EXERCISE GOAL: Once you have read the listing, retype all of it exactly.

─── DATA FOR THIS TASK

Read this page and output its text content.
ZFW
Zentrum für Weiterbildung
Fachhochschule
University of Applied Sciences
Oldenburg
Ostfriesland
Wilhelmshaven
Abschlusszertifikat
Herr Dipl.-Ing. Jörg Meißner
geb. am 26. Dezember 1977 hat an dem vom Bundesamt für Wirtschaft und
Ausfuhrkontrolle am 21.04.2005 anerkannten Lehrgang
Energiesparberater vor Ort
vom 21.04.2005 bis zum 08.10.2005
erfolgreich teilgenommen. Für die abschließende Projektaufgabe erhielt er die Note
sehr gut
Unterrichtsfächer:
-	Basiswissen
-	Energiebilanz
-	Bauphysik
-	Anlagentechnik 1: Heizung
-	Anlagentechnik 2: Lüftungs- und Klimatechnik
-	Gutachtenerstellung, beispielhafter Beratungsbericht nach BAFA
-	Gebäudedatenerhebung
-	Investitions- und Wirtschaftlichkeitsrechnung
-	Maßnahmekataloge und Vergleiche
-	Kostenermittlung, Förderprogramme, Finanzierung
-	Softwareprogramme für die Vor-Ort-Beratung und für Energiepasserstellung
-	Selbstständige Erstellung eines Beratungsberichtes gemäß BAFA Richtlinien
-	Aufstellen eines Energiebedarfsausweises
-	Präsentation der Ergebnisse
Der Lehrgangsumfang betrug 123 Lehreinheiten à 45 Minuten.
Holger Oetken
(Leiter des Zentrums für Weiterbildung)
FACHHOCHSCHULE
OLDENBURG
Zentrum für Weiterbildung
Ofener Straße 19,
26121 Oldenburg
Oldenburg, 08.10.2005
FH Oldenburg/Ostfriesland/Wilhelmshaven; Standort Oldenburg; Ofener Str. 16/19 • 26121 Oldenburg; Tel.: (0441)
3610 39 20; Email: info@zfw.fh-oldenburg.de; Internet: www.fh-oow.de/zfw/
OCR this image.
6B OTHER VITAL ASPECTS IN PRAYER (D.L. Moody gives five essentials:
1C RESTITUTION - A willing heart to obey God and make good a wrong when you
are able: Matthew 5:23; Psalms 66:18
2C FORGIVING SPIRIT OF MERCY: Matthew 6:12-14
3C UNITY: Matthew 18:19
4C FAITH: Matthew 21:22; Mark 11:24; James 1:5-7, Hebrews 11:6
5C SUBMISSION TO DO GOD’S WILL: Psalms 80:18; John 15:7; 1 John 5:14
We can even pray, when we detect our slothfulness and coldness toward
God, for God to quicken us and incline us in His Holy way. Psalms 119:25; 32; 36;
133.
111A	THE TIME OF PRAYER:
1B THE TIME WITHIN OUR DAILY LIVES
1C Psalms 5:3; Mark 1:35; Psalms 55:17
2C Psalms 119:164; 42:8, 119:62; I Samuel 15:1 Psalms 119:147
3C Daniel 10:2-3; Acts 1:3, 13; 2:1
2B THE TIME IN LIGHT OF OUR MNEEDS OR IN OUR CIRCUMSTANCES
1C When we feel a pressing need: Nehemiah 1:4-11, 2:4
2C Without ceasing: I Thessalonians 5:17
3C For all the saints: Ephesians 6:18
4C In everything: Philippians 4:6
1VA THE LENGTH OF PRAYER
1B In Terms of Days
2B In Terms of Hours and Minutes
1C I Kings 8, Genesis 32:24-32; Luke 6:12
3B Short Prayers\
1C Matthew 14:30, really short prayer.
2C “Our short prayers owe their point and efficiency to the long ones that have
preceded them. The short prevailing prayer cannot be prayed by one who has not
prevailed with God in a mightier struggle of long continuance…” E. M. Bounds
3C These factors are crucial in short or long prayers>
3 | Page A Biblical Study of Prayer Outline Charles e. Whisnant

──────

FINISHED EXERCISE:
Read this page and output its text content.
ZFW
Zentrum für Weiterbildung
Fachhochschule
University of Applied Sciences
Oldenburg
Ostfriesland
Wilhelmshaven
Abschlusszertifikat
Herr Dipl.-Ing. Jörg Meißner
geb. am 26. Dezember 1977 hat an dem vom Bundesamt für Wirtschaft und
Ausfuhrkontrolle am 21.04.2005 anerkannten Lehrgang
Energiesparberater vor Ort
vom 21.04.2005 bis zum 08.10.2005
erfolgreich teilgenommen. Für die abschließende Projektaufgabe erhielt er die Note
sehr gut
Unterrichtsfächer:
-	Basiswissen
-	Energiebilanz
-	Bauphysik
-	Anlagentechnik 1: Heizung
-	Anlagentechnik 2: Lüftungs- und Klimatechnik
-	Gutachtenerstellung, beispielhafter Beratungsbericht nach BAFA
-	Gebäudedatenerhebung
-	Investitions- und Wirtschaftlichkeitsrechnung
-	Maßnahmekataloge und Vergleiche
-	Kostenermittlung, Förderprogramme, Finanzierung
-	Softwareprogramme für die Vor-Ort-Beratung und für Energiepasserstellung
-	Selbstständige Erstellung eines Beratungsberichtes gemäß BAFA Richtlinien
-	Aufstellen eines Energiebedarfsausweises
-	Präsentation der Ergebnisse
Der Lehrgangsumfang betrug 123 Lehreinheiten à 45 Minuten.
Holger Oetken
(Leiter des Zentrums für Weiterbildung)
FACHHOCHSCHULE
OLDENBURG
Zentrum für Weiterbildung
Ofener Straße 19,
26121 Oldenburg
Oldenburg, 08.10.2005
FH Oldenburg/Ostfriesland/Wilhelmshaven; Standort Oldenburg; Ofener Str. 16/19 • 26121 Oldenburg; Tel.: (0441)
3610 39 20; Email: info@zfw.fh-oldenburg.de; Internet: www.fh-oow.de/zfw/
OCR this image.
6B OTHER VITAL ASPECTS IN PRAYER (D.L. Moody gives five essentials:
1C RESTITUTION - A willing heart to obey God and make good a wrong when you
are able: Matthew 5:23; Psalms 66:18
2C FORGIVING SPIRIT OF MERCY: Matthew 6:12-14
3C UNITY: Matthew 18:19
4C FAITH: Matthew 21:22; Mark 11:24; James 1:5-7, Hebrews 11:6
5C SUBMISSION TO DO GOD’S WILL: Psalms 80:18; John 15:7; 1 John 5:14
We can even pray, when we detect our slothfulness and coldness toward
God, for God to quicken us and incline us in His Holy way. Psalms 119:25; 32; 36;
133.
111A	THE TIME OF PRAYER:
1B THE TIME WITHIN OUR DAILY LIVES
1C Psalms 5:3; Mark 1:35; Psalms 55:17
2C Psalms 119:164; 42:8, 119:62; I Samuel 15:1 Psalms 119:147
3C Daniel 10:2-3; Acts 1:3, 13; 2:1
2B THE TIME IN LIGHT OF OUR MNEEDS OR IN OUR CIRCUMSTANCES
1C When we feel a pressing need: Nehemiah 1:4-11, 2:4
2C Without ceasing: I Thessalonians 5:17
3C For all the saints: Ephesians 6:18
4C In everything: Philippians 4:6
1VA THE LENGTH OF PRAYER
1B In Terms of Days
2B In Terms of Hours and Minutes
1C I Kings 8, Genesis 32:24-32; Luke 6:12
3B Short Prayers\
1C Matthew 14:30, really short prayer.
2C “Our short prayers owe their point and efficiency to the long ones that have
preceded them. The short prevailing prayer cannot be prayed by one who has not
prevailed with God in a mightier struggle of long continuance…” E. M. Bounds
3C These factors are crucial in short or long prayers>
3 | Page A Biblical Study of Prayer Outline Charles e. Whisnant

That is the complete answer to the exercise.